> STATED EXERCISE
Omit the pictures, then reproduce every remaining record exactly.

> MATERIAL TO PROCESS

— BEGIN —

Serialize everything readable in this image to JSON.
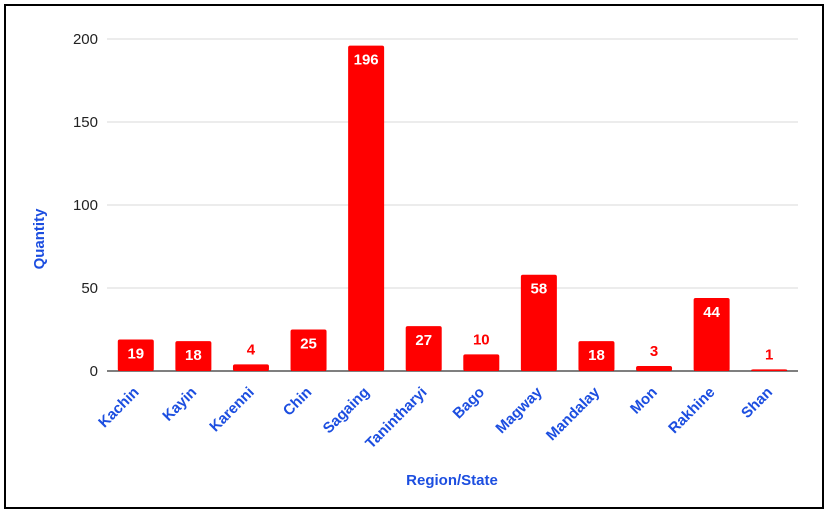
{
  "chart_data": {
    "type": "bar",
    "title": "",
    "xlabel": "Region/State",
    "ylabel": "Quantity",
    "categories": [
      "Kachin",
      "Kayin",
      "Karenni",
      "Chin",
      "Sagaing",
      "Tanintharyi",
      "Bago",
      "Magway",
      "Mandalay",
      "Mon",
      "Rakhine",
      "Shan"
    ],
    "values": [
      19,
      18,
      4,
      25,
      196,
      27,
      10,
      58,
      18,
      3,
      44,
      1
    ],
    "data_labels": [
      "19",
      "18",
      "4",
      "25",
      "196",
      "27",
      "10",
      "58",
      "18",
      "3",
      "44",
      "1"
    ],
    "ylim": [
      0,
      200
    ],
    "yticks": [
      "0",
      "50",
      "100",
      "150",
      "200"
    ],
    "grid": true,
    "legend": "none",
    "colors": {
      "bar": "#ff0000",
      "label_inside": "#ffffff",
      "label_outside": "#ff0000",
      "axis_text": "#1c4ee0",
      "tick_text": "#222222",
      "grid": "#d9d9d9"
    }
  }
}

— END —

> WRITTEN REPLY
Serialize everything readable in this image to JSON.
{
  "chart_data": {
    "type": "bar",
    "title": "",
    "xlabel": "Region/State",
    "ylabel": "Quantity",
    "categories": [
      "Kachin",
      "Kayin",
      "Karenni",
      "Chin",
      "Sagaing",
      "Tanintharyi",
      "Bago",
      "Magway",
      "Mandalay",
      "Mon",
      "Rakhine",
      "Shan"
    ],
    "values": [
      19,
      18,
      4,
      25,
      196,
      27,
      10,
      58,
      18,
      3,
      44,
      1
    ],
    "data_labels": [
      "19",
      "18",
      "4",
      "25",
      "196",
      "27",
      "10",
      "58",
      "18",
      "3",
      "44",
      "1"
    ],
    "ylim": [
      0,
      200
    ],
    "yticks": [
      "0",
      "50",
      "100",
      "150",
      "200"
    ],
    "grid": true,
    "legend": "none",
    "colors": {
      "bar": "#ff0000",
      "label_inside": "#ffffff",
      "label_outside": "#ff0000",
      "axis_text": "#1c4ee0",
      "tick_text": "#222222",
      "grid": "#d9d9d9"
    }
  }
}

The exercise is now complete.